-- start --
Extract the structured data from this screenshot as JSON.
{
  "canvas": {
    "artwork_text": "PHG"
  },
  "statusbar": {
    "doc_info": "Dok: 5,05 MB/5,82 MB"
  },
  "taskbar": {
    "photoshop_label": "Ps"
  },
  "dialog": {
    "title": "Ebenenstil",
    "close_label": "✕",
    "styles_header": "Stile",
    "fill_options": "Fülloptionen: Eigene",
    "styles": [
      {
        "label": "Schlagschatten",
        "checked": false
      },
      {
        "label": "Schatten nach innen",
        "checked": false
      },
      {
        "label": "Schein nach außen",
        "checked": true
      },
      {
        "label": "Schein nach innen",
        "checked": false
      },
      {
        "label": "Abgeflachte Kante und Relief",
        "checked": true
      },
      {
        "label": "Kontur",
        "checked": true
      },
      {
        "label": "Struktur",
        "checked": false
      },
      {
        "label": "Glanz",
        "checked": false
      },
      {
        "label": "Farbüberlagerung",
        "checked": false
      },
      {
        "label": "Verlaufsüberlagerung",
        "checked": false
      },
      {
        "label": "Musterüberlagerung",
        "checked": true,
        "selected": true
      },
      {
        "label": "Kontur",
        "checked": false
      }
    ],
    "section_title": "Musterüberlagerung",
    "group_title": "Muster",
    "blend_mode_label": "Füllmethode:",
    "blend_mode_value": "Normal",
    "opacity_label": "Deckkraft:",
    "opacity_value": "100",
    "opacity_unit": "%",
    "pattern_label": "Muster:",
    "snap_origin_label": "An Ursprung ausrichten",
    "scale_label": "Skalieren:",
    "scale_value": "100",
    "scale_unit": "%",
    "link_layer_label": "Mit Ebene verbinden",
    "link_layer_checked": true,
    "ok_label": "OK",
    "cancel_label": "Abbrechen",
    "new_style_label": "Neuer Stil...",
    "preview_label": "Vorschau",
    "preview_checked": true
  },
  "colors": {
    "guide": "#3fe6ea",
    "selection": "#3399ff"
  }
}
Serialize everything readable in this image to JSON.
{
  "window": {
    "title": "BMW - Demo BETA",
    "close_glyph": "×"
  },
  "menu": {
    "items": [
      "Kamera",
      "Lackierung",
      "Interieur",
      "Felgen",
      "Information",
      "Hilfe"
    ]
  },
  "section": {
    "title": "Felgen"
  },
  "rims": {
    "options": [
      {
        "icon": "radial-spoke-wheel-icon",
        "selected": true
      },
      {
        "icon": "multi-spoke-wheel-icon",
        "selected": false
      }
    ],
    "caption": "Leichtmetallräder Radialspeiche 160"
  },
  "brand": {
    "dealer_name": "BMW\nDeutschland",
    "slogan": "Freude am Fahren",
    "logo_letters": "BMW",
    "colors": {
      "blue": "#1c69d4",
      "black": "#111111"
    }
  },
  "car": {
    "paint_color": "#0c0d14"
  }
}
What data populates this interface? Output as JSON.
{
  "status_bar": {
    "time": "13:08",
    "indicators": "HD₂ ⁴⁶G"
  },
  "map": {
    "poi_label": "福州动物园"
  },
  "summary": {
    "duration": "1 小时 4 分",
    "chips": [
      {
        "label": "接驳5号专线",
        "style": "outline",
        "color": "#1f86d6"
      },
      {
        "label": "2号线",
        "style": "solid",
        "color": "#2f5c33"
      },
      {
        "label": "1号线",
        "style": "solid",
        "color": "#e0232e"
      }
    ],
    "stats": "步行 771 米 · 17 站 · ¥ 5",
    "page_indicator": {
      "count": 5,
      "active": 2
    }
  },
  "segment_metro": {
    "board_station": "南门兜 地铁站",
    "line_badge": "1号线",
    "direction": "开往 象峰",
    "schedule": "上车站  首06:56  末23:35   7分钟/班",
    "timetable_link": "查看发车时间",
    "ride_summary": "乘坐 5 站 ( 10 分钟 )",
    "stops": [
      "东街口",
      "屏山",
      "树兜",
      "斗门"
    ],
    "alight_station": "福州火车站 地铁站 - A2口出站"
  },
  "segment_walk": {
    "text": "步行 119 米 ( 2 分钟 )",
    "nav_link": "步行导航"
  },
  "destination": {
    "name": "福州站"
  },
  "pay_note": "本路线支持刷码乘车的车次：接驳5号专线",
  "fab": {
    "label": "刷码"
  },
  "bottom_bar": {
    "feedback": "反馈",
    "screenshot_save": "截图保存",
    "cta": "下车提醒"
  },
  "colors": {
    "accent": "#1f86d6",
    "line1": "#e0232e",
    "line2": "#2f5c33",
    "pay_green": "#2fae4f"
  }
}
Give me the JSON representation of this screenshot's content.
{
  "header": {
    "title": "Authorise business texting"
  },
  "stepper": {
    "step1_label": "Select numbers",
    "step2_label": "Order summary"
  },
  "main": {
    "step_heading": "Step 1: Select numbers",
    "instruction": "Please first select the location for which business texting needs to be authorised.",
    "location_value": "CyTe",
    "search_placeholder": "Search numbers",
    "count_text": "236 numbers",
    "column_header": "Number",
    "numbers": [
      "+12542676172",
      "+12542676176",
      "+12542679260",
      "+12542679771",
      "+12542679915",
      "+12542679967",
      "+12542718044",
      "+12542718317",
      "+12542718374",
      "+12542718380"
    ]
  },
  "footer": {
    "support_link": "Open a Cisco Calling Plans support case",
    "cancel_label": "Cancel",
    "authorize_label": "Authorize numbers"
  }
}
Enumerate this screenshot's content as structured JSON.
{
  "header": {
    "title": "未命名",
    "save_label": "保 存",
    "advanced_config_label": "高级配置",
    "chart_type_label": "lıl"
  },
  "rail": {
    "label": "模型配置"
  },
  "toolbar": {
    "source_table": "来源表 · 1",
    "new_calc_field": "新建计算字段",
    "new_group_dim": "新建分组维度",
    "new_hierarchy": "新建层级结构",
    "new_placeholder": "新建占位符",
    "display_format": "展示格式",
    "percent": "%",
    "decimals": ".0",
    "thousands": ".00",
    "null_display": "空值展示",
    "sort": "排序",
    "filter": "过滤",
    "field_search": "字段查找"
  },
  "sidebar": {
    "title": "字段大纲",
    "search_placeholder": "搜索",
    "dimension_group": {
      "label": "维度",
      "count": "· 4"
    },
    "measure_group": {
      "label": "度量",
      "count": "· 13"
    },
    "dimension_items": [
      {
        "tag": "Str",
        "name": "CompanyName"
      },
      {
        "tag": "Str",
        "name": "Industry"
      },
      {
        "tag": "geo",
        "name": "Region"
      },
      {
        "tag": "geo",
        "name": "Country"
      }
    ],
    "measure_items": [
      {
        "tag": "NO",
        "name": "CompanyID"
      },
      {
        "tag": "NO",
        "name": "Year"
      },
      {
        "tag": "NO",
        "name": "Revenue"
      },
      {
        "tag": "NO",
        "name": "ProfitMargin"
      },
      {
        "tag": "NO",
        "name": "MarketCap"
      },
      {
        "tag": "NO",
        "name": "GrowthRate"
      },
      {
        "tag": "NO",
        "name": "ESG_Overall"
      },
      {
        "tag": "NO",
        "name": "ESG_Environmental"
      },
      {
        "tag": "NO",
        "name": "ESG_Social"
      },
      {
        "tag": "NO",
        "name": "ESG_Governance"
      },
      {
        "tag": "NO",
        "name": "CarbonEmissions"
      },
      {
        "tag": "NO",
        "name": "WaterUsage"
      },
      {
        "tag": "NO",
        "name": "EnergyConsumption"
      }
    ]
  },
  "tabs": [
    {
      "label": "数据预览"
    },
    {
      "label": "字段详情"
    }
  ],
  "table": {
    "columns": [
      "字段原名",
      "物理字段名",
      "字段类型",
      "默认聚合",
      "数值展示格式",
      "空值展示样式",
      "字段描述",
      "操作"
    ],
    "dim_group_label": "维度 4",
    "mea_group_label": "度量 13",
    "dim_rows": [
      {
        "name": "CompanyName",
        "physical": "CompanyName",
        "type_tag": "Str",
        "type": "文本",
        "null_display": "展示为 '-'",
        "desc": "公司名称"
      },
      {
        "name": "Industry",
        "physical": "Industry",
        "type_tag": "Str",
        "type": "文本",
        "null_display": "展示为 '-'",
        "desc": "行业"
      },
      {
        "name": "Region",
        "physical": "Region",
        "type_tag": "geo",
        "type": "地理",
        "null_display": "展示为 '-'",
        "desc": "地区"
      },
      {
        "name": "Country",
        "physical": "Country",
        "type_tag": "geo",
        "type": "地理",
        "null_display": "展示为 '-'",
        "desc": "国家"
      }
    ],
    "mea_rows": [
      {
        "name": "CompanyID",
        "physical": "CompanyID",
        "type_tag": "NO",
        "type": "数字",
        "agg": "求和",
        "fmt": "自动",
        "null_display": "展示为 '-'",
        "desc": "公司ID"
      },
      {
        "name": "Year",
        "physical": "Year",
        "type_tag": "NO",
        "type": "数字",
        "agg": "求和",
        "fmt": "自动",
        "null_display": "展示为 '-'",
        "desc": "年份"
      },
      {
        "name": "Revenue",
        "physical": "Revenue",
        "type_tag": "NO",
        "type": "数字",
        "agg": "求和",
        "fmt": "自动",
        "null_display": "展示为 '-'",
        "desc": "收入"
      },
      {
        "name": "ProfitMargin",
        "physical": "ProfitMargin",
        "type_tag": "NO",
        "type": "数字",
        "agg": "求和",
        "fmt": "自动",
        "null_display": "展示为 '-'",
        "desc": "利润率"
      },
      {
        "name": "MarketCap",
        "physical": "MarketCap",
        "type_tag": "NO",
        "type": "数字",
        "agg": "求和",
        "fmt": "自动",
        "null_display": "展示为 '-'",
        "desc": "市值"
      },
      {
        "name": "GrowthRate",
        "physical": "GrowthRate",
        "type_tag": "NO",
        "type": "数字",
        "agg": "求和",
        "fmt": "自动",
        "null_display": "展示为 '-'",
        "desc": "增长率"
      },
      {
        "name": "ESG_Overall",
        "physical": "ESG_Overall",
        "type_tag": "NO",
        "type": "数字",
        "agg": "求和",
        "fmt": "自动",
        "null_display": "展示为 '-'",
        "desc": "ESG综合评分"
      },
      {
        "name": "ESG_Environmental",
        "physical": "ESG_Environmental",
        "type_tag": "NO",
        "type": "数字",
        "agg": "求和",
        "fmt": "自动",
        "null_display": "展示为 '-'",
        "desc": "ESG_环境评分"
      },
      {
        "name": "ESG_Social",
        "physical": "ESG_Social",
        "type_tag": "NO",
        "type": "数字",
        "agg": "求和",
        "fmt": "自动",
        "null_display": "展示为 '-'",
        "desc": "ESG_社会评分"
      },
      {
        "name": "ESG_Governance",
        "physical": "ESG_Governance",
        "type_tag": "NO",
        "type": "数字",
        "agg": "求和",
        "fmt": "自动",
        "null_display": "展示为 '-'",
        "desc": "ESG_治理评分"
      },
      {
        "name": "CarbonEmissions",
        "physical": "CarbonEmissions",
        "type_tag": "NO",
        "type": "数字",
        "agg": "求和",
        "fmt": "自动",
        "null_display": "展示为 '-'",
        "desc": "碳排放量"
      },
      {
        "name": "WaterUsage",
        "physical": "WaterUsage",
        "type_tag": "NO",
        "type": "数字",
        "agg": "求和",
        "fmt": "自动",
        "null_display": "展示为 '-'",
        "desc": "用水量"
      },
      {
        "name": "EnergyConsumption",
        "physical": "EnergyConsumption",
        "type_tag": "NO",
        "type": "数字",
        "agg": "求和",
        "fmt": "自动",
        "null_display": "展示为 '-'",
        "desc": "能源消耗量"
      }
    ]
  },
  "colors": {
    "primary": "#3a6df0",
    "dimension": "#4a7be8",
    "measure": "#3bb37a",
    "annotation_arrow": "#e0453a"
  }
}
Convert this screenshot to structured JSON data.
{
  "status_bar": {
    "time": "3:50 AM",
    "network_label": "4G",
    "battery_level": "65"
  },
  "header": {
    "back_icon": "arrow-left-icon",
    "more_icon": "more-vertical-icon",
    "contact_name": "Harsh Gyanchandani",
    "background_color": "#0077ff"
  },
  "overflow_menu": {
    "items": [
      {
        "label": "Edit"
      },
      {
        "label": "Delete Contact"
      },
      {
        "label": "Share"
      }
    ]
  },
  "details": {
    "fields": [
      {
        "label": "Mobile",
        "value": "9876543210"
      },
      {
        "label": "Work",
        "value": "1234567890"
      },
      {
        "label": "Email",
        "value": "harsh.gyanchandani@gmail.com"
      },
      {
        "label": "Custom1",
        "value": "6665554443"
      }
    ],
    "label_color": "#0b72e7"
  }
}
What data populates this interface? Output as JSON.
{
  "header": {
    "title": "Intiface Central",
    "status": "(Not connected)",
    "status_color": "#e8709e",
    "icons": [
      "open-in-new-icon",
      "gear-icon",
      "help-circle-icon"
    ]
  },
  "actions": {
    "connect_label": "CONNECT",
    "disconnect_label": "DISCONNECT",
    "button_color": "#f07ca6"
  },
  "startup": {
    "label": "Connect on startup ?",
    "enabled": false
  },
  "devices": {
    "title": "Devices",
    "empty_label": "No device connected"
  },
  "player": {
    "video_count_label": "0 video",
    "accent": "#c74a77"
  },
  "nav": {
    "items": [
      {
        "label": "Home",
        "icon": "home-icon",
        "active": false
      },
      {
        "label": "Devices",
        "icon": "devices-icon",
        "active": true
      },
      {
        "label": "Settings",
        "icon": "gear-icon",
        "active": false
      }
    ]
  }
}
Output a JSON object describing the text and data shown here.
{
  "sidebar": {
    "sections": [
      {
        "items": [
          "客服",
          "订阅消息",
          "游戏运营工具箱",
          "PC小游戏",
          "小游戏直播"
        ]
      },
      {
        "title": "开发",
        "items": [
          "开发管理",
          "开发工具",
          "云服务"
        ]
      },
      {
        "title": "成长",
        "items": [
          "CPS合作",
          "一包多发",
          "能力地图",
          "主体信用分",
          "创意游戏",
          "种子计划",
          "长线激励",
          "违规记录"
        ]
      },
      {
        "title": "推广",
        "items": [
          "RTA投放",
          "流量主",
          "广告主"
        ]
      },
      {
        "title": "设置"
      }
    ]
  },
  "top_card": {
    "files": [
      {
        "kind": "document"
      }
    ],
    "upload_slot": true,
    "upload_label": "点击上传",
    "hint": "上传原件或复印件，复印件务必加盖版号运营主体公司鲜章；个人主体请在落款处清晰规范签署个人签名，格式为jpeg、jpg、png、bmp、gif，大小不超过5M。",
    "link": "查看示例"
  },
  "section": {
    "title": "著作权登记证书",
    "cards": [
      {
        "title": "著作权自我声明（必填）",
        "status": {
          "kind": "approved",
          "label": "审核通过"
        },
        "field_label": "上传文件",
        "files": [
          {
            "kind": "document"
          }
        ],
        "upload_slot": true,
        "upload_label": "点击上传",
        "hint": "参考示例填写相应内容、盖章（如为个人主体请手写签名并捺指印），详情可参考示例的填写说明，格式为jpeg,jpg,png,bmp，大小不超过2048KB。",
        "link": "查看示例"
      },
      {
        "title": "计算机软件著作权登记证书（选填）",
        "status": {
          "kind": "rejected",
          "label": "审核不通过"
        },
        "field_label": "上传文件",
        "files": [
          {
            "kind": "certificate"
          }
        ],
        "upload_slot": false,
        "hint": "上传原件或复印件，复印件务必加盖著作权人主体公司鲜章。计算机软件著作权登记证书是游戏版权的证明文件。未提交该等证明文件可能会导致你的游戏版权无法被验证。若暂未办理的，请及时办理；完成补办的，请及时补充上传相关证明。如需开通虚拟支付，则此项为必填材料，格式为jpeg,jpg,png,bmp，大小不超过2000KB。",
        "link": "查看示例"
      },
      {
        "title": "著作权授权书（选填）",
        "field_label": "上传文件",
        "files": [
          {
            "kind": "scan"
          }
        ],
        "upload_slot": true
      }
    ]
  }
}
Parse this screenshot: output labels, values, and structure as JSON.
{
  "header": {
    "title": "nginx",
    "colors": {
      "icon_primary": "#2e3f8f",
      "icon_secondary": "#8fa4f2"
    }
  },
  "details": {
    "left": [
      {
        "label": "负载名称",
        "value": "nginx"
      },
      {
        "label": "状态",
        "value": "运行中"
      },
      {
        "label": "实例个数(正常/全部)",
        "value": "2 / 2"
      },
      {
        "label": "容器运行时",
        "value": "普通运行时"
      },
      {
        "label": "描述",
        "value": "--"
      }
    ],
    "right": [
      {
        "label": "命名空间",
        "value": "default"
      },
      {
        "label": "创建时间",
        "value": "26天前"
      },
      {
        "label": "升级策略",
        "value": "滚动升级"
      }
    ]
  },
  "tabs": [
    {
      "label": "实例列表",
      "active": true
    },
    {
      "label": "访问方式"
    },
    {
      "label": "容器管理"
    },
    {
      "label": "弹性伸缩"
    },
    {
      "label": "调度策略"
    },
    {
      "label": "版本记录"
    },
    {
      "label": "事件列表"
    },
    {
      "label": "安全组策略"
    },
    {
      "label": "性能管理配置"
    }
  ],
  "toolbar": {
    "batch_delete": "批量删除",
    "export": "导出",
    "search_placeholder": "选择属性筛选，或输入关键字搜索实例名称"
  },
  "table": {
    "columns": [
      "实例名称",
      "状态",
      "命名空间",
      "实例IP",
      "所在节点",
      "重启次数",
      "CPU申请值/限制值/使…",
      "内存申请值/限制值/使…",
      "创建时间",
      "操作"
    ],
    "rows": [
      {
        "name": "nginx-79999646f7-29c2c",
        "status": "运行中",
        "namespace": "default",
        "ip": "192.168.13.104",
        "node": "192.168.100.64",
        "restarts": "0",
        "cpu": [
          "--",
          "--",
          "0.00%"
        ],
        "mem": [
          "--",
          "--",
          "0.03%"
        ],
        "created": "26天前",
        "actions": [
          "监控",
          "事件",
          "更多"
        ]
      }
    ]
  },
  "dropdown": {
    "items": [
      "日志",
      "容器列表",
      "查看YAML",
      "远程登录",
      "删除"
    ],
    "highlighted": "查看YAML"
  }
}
-- end --
## [Exercise instructions]
Using the entries above, return each line in which the word "active" occurs.

## [Complete output]
      "active": 2
        "active": false
        "active": true
        "active": false
      "active": true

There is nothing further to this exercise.